§ **Stored data**
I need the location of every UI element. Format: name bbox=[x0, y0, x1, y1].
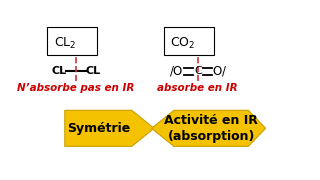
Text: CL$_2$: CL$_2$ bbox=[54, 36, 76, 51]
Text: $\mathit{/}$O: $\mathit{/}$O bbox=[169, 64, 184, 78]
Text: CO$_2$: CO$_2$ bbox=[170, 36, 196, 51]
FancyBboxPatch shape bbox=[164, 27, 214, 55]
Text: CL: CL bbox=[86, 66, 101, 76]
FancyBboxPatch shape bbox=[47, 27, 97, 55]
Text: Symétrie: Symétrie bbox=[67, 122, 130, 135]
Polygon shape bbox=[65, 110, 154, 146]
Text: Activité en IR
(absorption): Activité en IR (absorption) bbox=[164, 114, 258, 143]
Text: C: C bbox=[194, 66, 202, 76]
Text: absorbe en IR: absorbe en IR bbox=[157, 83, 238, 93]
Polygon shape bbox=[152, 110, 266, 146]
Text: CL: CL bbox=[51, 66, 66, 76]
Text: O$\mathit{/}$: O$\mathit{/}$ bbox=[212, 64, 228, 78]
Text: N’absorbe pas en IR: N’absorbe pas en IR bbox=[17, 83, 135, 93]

§ **Exercise**
Which lines of the records above contain the string "FancyBboxPatch", matching case exactly? Select and copy each of those lines in full.

§ **Full response**
FancyBboxPatch shape bbox=[164, 27, 214, 55]
FancyBboxPatch shape bbox=[47, 27, 97, 55]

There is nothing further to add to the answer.